MATERIAL SUPPLIED ::
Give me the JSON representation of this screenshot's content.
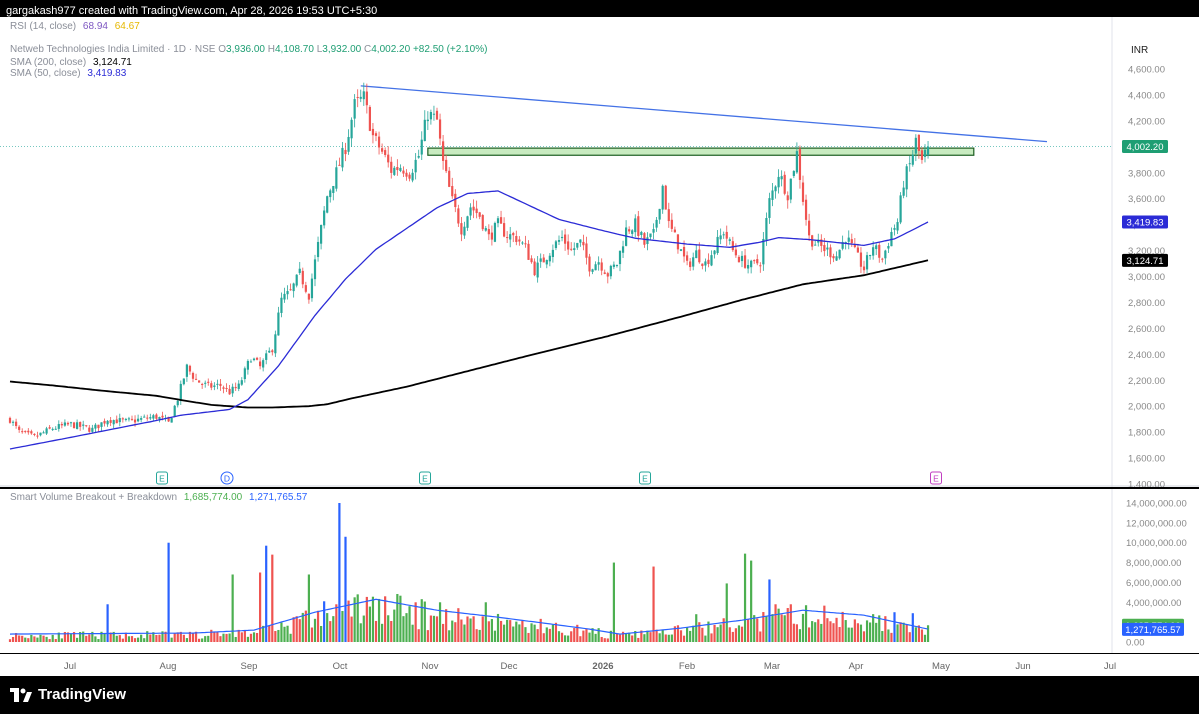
{
  "header": {
    "caption": "gargakash977 created with TradingView.com, Apr 28, 2026 19:53 UTC+5:30"
  },
  "rsi": {
    "label": "RSI (14, close)",
    "v1": "68.94",
    "v2": "64.67"
  },
  "legend": {
    "symbol": "Netweb Technologies India Limited · 1D · NSE",
    "o_label": "O",
    "o": "3,936.00",
    "h_label": "H",
    "h": "4,108.70",
    "l_label": "L",
    "l": "3,932.00",
    "c_label": "C",
    "c": "4,002.20",
    "change": "+82.50 (+2.10%)",
    "sma200_label": "SMA (200, close)",
    "sma200": "3,124.71",
    "sma50_label": "SMA (50, close)",
    "sma50": "3,419.83"
  },
  "volume_legend": {
    "label": "Smart Volume Breakout + Breakdown",
    "v1": "1,685,774.00",
    "v2": "1,271,765.57"
  },
  "currency": "INR",
  "footer": {
    "brand": "TradingView"
  },
  "colors": {
    "up": "#26a69a",
    "down": "#ef5350",
    "sma50": "#2b2bd6",
    "sma200": "#000000",
    "trendline": "#4472e6",
    "vol_green": "#4caf50",
    "vol_red": "#ef5350",
    "vol_blue": "#2962ff"
  },
  "chart_data": {
    "type": "candlestick",
    "price_axis": {
      "ylim": [
        1400,
        4700
      ],
      "ticks": [
        "1,400.00",
        "1,600.00",
        "1,800.00",
        "2,000.00",
        "2,200.00",
        "2,400.00",
        "2,600.00",
        "2,800.00",
        "3,000.00",
        "3,200.00",
        "3,400.00",
        "3,600.00",
        "3,800.00",
        "4,000.00",
        "4,200.00",
        "4,400.00",
        "4,600.00"
      ]
    },
    "price_labels": [
      {
        "text": "4,002.20",
        "value": 4002.2,
        "color": "#1e9e73"
      },
      {
        "text": "3,419.83",
        "value": 3419.83,
        "color": "#2b2bd6"
      },
      {
        "text": "3,124.71",
        "value": 3124.71,
        "color": "#000000"
      }
    ],
    "volume_axis": {
      "ylim": [
        0,
        15000000
      ],
      "ticks": [
        "0.00",
        "2,000,000.00",
        "4,000,000.00",
        "6,000,000.00",
        "8,000,000.00",
        "10,000,000.00",
        "12,000,000.00",
        "14,000,000.00"
      ]
    },
    "volume_labels": [
      {
        "text": "1,685,774.00",
        "value": 1685774,
        "color": "#4caf50"
      },
      {
        "text": "1,271,765.57",
        "value": 1271765.57,
        "color": "#2962ff"
      }
    ],
    "x_labels": [
      "Jul",
      "Aug",
      "Sep",
      "Oct",
      "Nov",
      "Dec",
      "2026",
      "Feb",
      "Mar",
      "Apr",
      "May",
      "Jun",
      "Jul"
    ],
    "events": [
      "E",
      "D",
      "E",
      "E",
      "E"
    ],
    "anchors": [
      [
        0,
        1900
      ],
      [
        3,
        1800
      ],
      [
        8,
        1760
      ],
      [
        14,
        1830
      ],
      [
        20,
        1860
      ],
      [
        27,
        1820
      ],
      [
        32,
        1900
      ],
      [
        38,
        1880
      ],
      [
        43,
        1900
      ],
      [
        48,
        1920
      ],
      [
        52,
        1870
      ],
      [
        55,
        2060
      ],
      [
        58,
        2300
      ],
      [
        61,
        2200
      ],
      [
        65,
        2150
      ],
      [
        69,
        2160
      ],
      [
        72,
        2110
      ],
      [
        75,
        2150
      ],
      [
        79,
        2380
      ],
      [
        82,
        2300
      ],
      [
        86,
        2450
      ],
      [
        89,
        2820
      ],
      [
        92,
        2880
      ],
      [
        95,
        3020
      ],
      [
        98,
        2860
      ],
      [
        101,
        3240
      ],
      [
        104,
        3620
      ],
      [
        107,
        3800
      ],
      [
        110,
        4000
      ],
      [
        113,
        4320
      ],
      [
        116,
        4380
      ],
      [
        119,
        4080
      ],
      [
        122,
        3960
      ],
      [
        125,
        3820
      ],
      [
        128,
        3850
      ],
      [
        131,
        3800
      ],
      [
        134,
        3930
      ],
      [
        137,
        4260
      ],
      [
        140,
        4200
      ],
      [
        142,
        3870
      ],
      [
        145,
        3580
      ],
      [
        148,
        3370
      ],
      [
        151,
        3540
      ],
      [
        154,
        3470
      ],
      [
        157,
        3300
      ],
      [
        160,
        3400
      ],
      [
        163,
        3320
      ],
      [
        166,
        3300
      ],
      [
        169,
        3220
      ],
      [
        172,
        3050
      ],
      [
        175,
        3130
      ],
      [
        178,
        3230
      ],
      [
        181,
        3300
      ],
      [
        184,
        3200
      ],
      [
        187,
        3260
      ],
      [
        190,
        3080
      ],
      [
        193,
        3120
      ],
      [
        196,
        3020
      ],
      [
        199,
        3100
      ],
      [
        202,
        3360
      ],
      [
        205,
        3400
      ],
      [
        208,
        3250
      ],
      [
        211,
        3320
      ],
      [
        214,
        3700
      ],
      [
        216,
        3400
      ],
      [
        219,
        3250
      ],
      [
        222,
        3080
      ],
      [
        225,
        3180
      ],
      [
        228,
        3100
      ],
      [
        231,
        3220
      ],
      [
        234,
        3350
      ],
      [
        237,
        3200
      ],
      [
        240,
        3120
      ],
      [
        243,
        3080
      ],
      [
        246,
        3120
      ],
      [
        249,
        3580
      ],
      [
        252,
        3800
      ],
      [
        255,
        3640
      ],
      [
        258,
        3950
      ],
      [
        260,
        3600
      ],
      [
        262,
        3300
      ],
      [
        265,
        3240
      ],
      [
        268,
        3200
      ],
      [
        271,
        3160
      ],
      [
        274,
        3310
      ],
      [
        277,
        3180
      ],
      [
        280,
        3060
      ],
      [
        283,
        3240
      ],
      [
        286,
        3130
      ],
      [
        289,
        3340
      ],
      [
        291,
        3420
      ],
      [
        293,
        3730
      ],
      [
        295,
        3860
      ],
      [
        297,
        4040
      ],
      [
        299,
        3880
      ],
      [
        301,
        4002
      ]
    ],
    "sma50": [
      [
        0,
        1670
      ],
      [
        20,
        1760
      ],
      [
        46,
        1880
      ],
      [
        56,
        1930
      ],
      [
        72,
        1975
      ],
      [
        78,
        2050
      ],
      [
        88,
        2310
      ],
      [
        100,
        2700
      ],
      [
        110,
        2980
      ],
      [
        120,
        3210
      ],
      [
        140,
        3530
      ],
      [
        150,
        3640
      ],
      [
        160,
        3660
      ],
      [
        170,
        3550
      ],
      [
        180,
        3440
      ],
      [
        195,
        3350
      ],
      [
        205,
        3295
      ],
      [
        222,
        3250
      ],
      [
        236,
        3225
      ],
      [
        246,
        3265
      ],
      [
        252,
        3300
      ],
      [
        262,
        3285
      ],
      [
        280,
        3240
      ],
      [
        290,
        3290
      ],
      [
        296,
        3360
      ],
      [
        301,
        3420
      ]
    ],
    "sma200": [
      [
        0,
        2190
      ],
      [
        14,
        2160
      ],
      [
        30,
        2120
      ],
      [
        48,
        2080
      ],
      [
        58,
        2040
      ],
      [
        66,
        2010
      ],
      [
        78,
        1990
      ],
      [
        86,
        1990
      ],
      [
        98,
        2000
      ],
      [
        104,
        2015
      ],
      [
        112,
        2060
      ],
      [
        130,
        2150
      ],
      [
        150,
        2270
      ],
      [
        170,
        2390
      ],
      [
        196,
        2540
      ],
      [
        220,
        2690
      ],
      [
        240,
        2820
      ],
      [
        260,
        2940
      ],
      [
        280,
        3010
      ],
      [
        301,
        3125
      ]
    ],
    "trendline": {
      "from": [
        115,
        4470
      ],
      "to": [
        340,
        4040
      ]
    },
    "zone": {
      "from": 137,
      "to": 316,
      "low": 3935,
      "high": 3990
    },
    "volume": {
      "base_millions": 1.0,
      "ma_millions": [
        [
          0,
          0.8
        ],
        [
          60,
          0.9
        ],
        [
          80,
          1.2
        ],
        [
          100,
          3.0
        ],
        [
          120,
          4.3
        ],
        [
          140,
          3.2
        ],
        [
          160,
          2.5
        ],
        [
          190,
          1.3
        ],
        [
          200,
          0.8
        ],
        [
          220,
          1.4
        ],
        [
          240,
          2.2
        ],
        [
          260,
          3.2
        ],
        [
          280,
          2.7
        ],
        [
          301,
          1.3
        ]
      ],
      "spikes": [
        [
          32,
          3.8,
          "blue"
        ],
        [
          52,
          10.0,
          "blue"
        ],
        [
          73,
          6.8,
          "green"
        ],
        [
          82,
          7.0,
          "red"
        ],
        [
          84,
          9.7,
          "blue"
        ],
        [
          86,
          8.8,
          "red"
        ],
        [
          98,
          6.8,
          "green"
        ],
        [
          103,
          4.1,
          "blue"
        ],
        [
          108,
          14.0,
          "blue"
        ],
        [
          110,
          10.6,
          "blue"
        ],
        [
          114,
          4.8,
          "green"
        ],
        [
          133,
          4.0,
          "red"
        ],
        [
          141,
          4.0,
          "green"
        ],
        [
          156,
          4.0,
          "green"
        ],
        [
          198,
          8.0,
          "green"
        ],
        [
          211,
          7.6,
          "red"
        ],
        [
          225,
          2.8,
          "green"
        ],
        [
          235,
          5.9,
          "green"
        ],
        [
          241,
          8.9,
          "green"
        ],
        [
          243,
          8.2,
          "green"
        ],
        [
          249,
          6.3,
          "blue"
        ],
        [
          251,
          3.8,
          "red"
        ],
        [
          256,
          3.8,
          "red"
        ],
        [
          290,
          3.0,
          "blue"
        ],
        [
          296,
          2.9,
          "blue"
        ]
      ]
    }
  }
}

PROBLEM DETAILS :: Gather all lines from the records above in which "TradingView" appears.

FINAL RESULT ::
    "caption": "gargakash977 created with TradingView.com, Apr 28, 2026 19:53 UTC+5:30"
    "brand": "TradingView"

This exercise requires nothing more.